■ What the exercise asks ■
Everything in the listing should be restated word for word.

-- Begin Listing --

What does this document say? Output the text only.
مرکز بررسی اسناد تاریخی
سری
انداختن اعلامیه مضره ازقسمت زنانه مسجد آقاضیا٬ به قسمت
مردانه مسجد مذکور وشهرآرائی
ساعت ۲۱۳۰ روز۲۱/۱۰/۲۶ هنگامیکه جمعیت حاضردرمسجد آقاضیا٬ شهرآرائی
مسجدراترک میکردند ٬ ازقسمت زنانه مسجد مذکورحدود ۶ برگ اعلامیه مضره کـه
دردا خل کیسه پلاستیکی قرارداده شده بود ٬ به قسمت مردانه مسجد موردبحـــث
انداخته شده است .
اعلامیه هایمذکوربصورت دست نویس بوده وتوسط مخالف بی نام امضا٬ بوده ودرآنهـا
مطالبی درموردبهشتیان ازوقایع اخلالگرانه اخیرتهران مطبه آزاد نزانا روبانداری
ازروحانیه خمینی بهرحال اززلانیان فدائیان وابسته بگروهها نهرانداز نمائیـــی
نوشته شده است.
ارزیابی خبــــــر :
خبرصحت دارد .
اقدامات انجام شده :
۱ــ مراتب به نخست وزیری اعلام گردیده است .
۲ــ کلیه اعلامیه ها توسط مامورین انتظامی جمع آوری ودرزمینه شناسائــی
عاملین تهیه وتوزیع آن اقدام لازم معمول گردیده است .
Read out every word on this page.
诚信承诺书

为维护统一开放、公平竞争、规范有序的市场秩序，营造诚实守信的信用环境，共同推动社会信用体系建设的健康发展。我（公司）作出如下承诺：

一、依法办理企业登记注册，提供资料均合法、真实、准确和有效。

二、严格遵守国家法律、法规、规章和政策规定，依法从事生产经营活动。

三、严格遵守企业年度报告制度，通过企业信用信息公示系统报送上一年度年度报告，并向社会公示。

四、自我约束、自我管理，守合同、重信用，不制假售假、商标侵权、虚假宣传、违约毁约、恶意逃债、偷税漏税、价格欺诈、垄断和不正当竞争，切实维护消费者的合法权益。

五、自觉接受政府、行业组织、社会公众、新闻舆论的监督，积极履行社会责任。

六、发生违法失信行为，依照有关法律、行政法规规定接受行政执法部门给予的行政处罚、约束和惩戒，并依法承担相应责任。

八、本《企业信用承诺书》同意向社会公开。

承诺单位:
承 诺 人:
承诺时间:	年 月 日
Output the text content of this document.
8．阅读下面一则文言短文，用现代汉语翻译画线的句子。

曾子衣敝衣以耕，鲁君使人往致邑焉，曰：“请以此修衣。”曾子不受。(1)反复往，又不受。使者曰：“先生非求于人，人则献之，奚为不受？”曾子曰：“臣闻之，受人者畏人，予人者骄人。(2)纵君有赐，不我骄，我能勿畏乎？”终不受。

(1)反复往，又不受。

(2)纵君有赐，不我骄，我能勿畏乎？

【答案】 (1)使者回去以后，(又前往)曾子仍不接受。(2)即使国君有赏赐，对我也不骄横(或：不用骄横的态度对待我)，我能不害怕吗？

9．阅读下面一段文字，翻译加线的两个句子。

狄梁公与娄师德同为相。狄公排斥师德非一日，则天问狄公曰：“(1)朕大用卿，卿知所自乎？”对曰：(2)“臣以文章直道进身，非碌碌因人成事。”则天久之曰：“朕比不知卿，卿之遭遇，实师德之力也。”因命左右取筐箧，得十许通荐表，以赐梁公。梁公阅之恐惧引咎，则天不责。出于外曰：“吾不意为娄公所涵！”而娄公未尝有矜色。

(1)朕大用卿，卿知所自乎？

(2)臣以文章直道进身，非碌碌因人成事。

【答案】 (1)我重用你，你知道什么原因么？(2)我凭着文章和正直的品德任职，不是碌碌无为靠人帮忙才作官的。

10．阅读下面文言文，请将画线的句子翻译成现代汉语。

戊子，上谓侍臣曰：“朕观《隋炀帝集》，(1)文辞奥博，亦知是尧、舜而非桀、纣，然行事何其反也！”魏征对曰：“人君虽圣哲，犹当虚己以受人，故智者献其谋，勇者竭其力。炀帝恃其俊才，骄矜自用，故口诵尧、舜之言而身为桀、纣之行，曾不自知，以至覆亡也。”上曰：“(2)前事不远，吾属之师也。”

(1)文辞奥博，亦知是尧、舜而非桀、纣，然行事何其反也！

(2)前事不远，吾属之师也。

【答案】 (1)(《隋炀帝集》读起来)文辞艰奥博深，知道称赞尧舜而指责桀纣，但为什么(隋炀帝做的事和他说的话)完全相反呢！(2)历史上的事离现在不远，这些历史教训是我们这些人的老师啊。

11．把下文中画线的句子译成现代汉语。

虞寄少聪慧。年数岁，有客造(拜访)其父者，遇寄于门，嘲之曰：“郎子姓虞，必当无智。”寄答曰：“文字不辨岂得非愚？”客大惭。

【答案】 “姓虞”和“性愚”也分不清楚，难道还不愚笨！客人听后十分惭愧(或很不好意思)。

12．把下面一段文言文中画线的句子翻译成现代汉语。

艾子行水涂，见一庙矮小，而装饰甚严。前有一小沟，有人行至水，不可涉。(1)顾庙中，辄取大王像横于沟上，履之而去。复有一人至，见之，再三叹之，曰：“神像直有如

-- End Listing --

■ Reply ■
What does this document say? Output the text only.
مرکز بررسی اسناد تاریخی
سری
انداختن اعلامیه مضره ازقسمت زنانه مسجد آقاضیا٬ به قسمت
مردانه مسجد مذکور وشهرآرائی
ساعت ۲۱۳۰ روز۲۱/۱۰/۲۶ هنگامیکه جمعیت حاضردرمسجد آقاضیا٬ شهرآرائی
مسجدراترک میکردند ٬ ازقسمت زنانه مسجد مذکورحدود ۶ برگ اعلامیه مضره کـه
دردا خل کیسه پلاستیکی قرارداده شده بود ٬ به قسمت مردانه مسجد موردبحـــث
انداخته شده است .
اعلامیه هایمذکوربصورت دست نویس بوده وتوسط مخالف بی نام امضا٬ بوده ودرآنهـا
مطالبی درموردبهشتیان ازوقایع اخلالگرانه اخیرتهران مطبه آزاد نزانا روبانداری
ازروحانیه خمینی بهرحال اززلانیان فدائیان وابسته بگروهها نهرانداز نمائیـــی
نوشته شده است.
ارزیابی خبــــــر :
خبرصحت دارد .
اقدامات انجام شده :
۱ــ مراتب به نخست وزیری اعلام گردیده است .
۲ــ کلیه اعلامیه ها توسط مامورین انتظامی جمع آوری ودرزمینه شناسائــی
عاملین تهیه وتوزیع آن اقدام لازم معمول گردیده است .
Read out every word on this page.
诚信承诺书

为维护统一开放、公平竞争、规范有序的市场秩序，营造诚实守信的信用环境，共同推动社会信用体系建设的健康发展。我（公司）作出如下承诺：

一、依法办理企业登记注册，提供资料均合法、真实、准确和有效。

二、严格遵守国家法律、法规、规章和政策规定，依法从事生产经营活动。

三、严格遵守企业年度报告制度，通过企业信用信息公示系统报送上一年度年度报告，并向社会公示。

四、自我约束、自我管理，守合同、重信用，不制假售假、商标侵权、虚假宣传、违约毁约、恶意逃债、偷税漏税、价格欺诈、垄断和不正当竞争，切实维护消费者的合法权益。

五、自觉接受政府、行业组织、社会公众、新闻舆论的监督，积极履行社会责任。

六、发生违法失信行为，依照有关法律、行政法规规定接受行政执法部门给予的行政处罚、约束和惩戒，并依法承担相应责任。

八、本《企业信用承诺书》同意向社会公开。

承诺单位:
承 诺 人:
承诺时间:	年 月 日
Output the text content of this document.
8．阅读下面一则文言短文，用现代汉语翻译画线的句子。

曾子衣敝衣以耕，鲁君使人往致邑焉，曰：“请以此修衣。”曾子不受。(1)反复往，又不受。使者曰：“先生非求于人，人则献之，奚为不受？”曾子曰：“臣闻之，受人者畏人，予人者骄人。(2)纵君有赐，不我骄，我能勿畏乎？”终不受。

(1)反复往，又不受。

(2)纵君有赐，不我骄，我能勿畏乎？

【答案】 (1)使者回去以后，(又前往)曾子仍不接受。(2)即使国君有赏赐，对我也不骄横(或：不用骄横的态度对待我)，我能不害怕吗？

9．阅读下面一段文字，翻译加线的两个句子。

狄梁公与娄师德同为相。狄公排斥师德非一日，则天问狄公曰：“(1)朕大用卿，卿知所自乎？”对曰：(2)“臣以文章直道进身，非碌碌因人成事。”则天久之曰：“朕比不知卿，卿之遭遇，实师德之力也。”因命左右取筐箧，得十许通荐表，以赐梁公。梁公阅之恐惧引咎，则天不责。出于外曰：“吾不意为娄公所涵！”而娄公未尝有矜色。

(1)朕大用卿，卿知所自乎？

(2)臣以文章直道进身，非碌碌因人成事。

【答案】 (1)我重用你，你知道什么原因么？(2)我凭着文章和正直的品德任职，不是碌碌无为靠人帮忙才作官的。

10．阅读下面文言文，请将画线的句子翻译成现代汉语。

戊子，上谓侍臣曰：“朕观《隋炀帝集》，(1)文辞奥博，亦知是尧、舜而非桀、纣，然行事何其反也！”魏征对曰：“人君虽圣哲，犹当虚己以受人，故智者献其谋，勇者竭其力。炀帝恃其俊才，骄矜自用，故口诵尧、舜之言而身为桀、纣之行，曾不自知，以至覆亡也。”上曰：“(2)前事不远，吾属之师也。”

(1)文辞奥博，亦知是尧、舜而非桀、纣，然行事何其反也！

(2)前事不远，吾属之师也。

【答案】 (1)(《隋炀帝集》读起来)文辞艰奥博深，知道称赞尧舜而指责桀纣，但为什么(隋炀帝做的事和他说的话)完全相反呢！(2)历史上的事离现在不远，这些历史教训是我们这些人的老师啊。

11．把下文中画线的句子译成现代汉语。

虞寄少聪慧。年数岁，有客造(拜访)其父者，遇寄于门，嘲之曰：“郎子姓虞，必当无智。”寄答曰：“文字不辨岂得非愚？”客大惭。

【答案】 “姓虞”和“性愚”也分不清楚，难道还不愚笨！客人听后十分惭愧(或很不好意思)。

12．把下面一段文言文中画线的句子翻译成现代汉语。

艾子行水涂，见一庙矮小，而装饰甚严。前有一小沟，有人行至水，不可涉。(1)顾庙中，辄取大王像横于沟上，履之而去。复有一人至，见之，再三叹之，曰：“神像直有如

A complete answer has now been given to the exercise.